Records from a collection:
============

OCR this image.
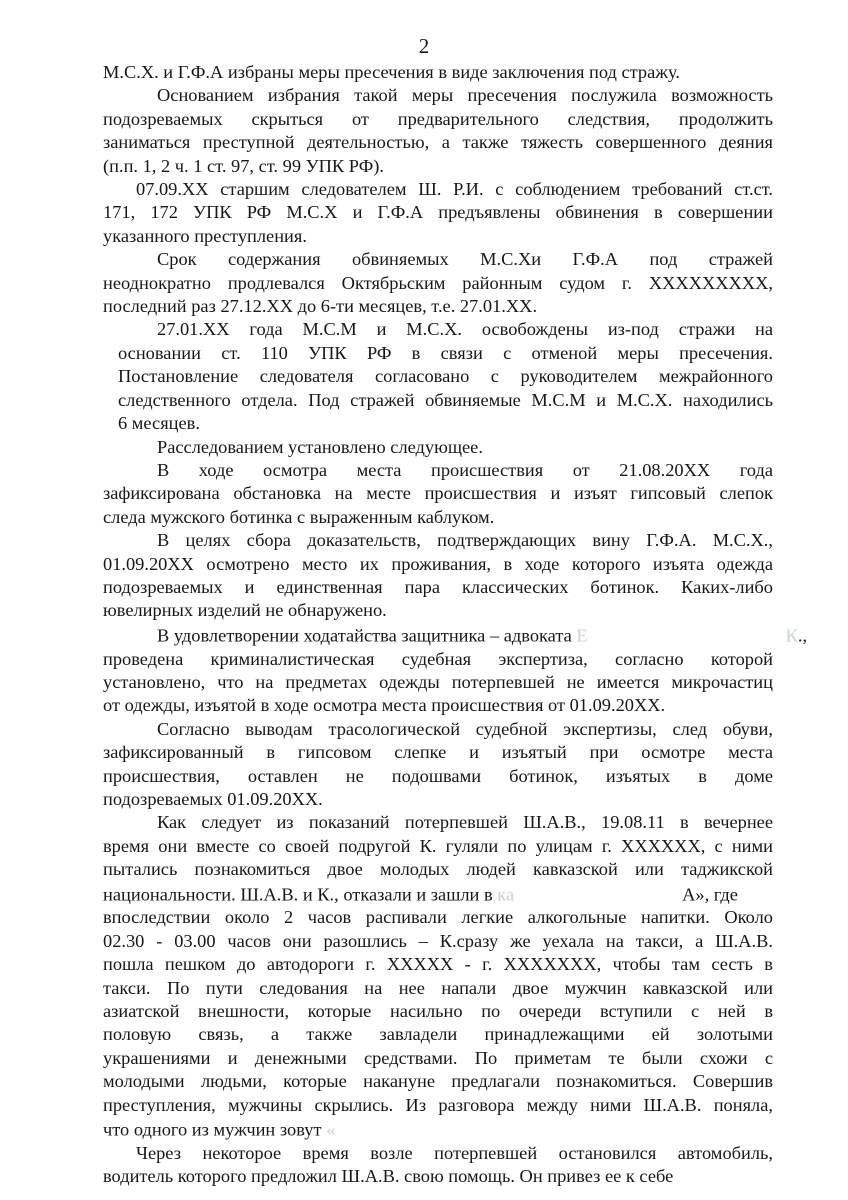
2
М.С.Х. и Г.Ф.А избраны меры пресечения в виде заключения под стражу.
Основанием избрания такой меры пресечения послужила возможность
подозреваемых скрыться от предварительного следствия, продолжить
заниматься преступной деятельностью, а также тяжесть совершенного деяния
(п.п. 1, 2 ч. 1 ст. 97, ст. 99 УПК РФ).
07.09.ХХ старшим следователем Ш. Р.И. с соблюдением требований ст.ст.
171, 172 УПК РФ М.С.Х и Г.Ф.А предъявлены обвинения в совершении
указанного преступления.
Срок содержания обвиняемых М.С.Хи Г.Ф.А под стражей
неоднократно продлевался Октябрьским районным судом г. ХХХХХХХХХ,
последний раз 27.12.ХХ до 6-ти месяцев, т.е. 27.01.ХХ.
27.01.ХХ года М.С.М и М.С.Х. освобождены из-под стражи на
основании ст. 110 УПК РФ в связи с отменой меры пресечения.
Постановление следователя согласовано с руководителем межрайонного
следственного отдела. Под стражей обвиняемые М.С.М и М.С.Х. находились
6 месяцев.
Расследованием установлено следующее.
В ходе осмотра места происшествия от 21.08.20ХХ года
зафиксирована обстановка на месте происшествия и изъят гипсовый слепок
следа мужского ботинка с выраженным каблуком.
В целях сбора доказательств, подтверждающих вину Г.Ф.А. М.С.Х.,
01.09.20ХХ осмотрено место их проживания, в ходе которого изъята одежда
подозреваемых и единственная пара классических ботинок. Каких-либо
ювелирных изделий не обнаружено.
В удовлетворении ходатайства защитника – адвоката Е	К.,
проведена криминалистическая судебная экспертиза, согласно которой
установлено, что на предметах одежды потерпевшей не имеется микрочастиц
от одежды, изъятой в ходе осмотра места происшествия от 01.09.20ХХ.
Согласно выводам трасологической судебной экспертизы, след обуви,
зафиксированный в гипсовом слепке и изъятый при осмотре места
происшествия, оставлен не подошвами ботинок, изъятых в доме
подозреваемых 01.09.20ХХ.
Как следует из показаний потерпевшей Ш.А.В., 19.08.11 в вечернее
время они вместе со своей подругой К. гуляли по улицам г. ХХХХХХ, с ними
пытались познакомиться двое молодых людей кавказской или таджикской
национальности. Ш.А.В. и К., отказали и зашли в ка	А», где
впоследствии около 2 часов распивали легкие алкогольные напитки. Около
02.30 - 03.00 часов они разошлись – К.сразу же уехала на такси, а Ш.А.В.
пошла пешком до автодороги г. ХХХХХ - г. ХХХХХХХ, чтобы там сесть в
такси. По пути следования на нее напали двое мужчин кавказской или
азиатской внешности, которые насильно по очереди вступили с ней в
половую связь, а также завладели принадлежащими ей золотыми
украшениями и денежными средствами. По приметам те были схожи с
молодыми людьми, которые накануне предлагали познакомиться. Совершив
преступления, мужчины скрылись. Из разговора между ними Ш.А.В. поняла,
что одного из мужчин зовут «
Через некоторое время возле потерпевшей остановился автомобиль,
водитель которого предложил Ш.А.В. свою помощь. Он привез ее к себе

============

*Exercise instructions*
Give only the count of lines in which the string "происшествия" appears.

*Worked solution*
4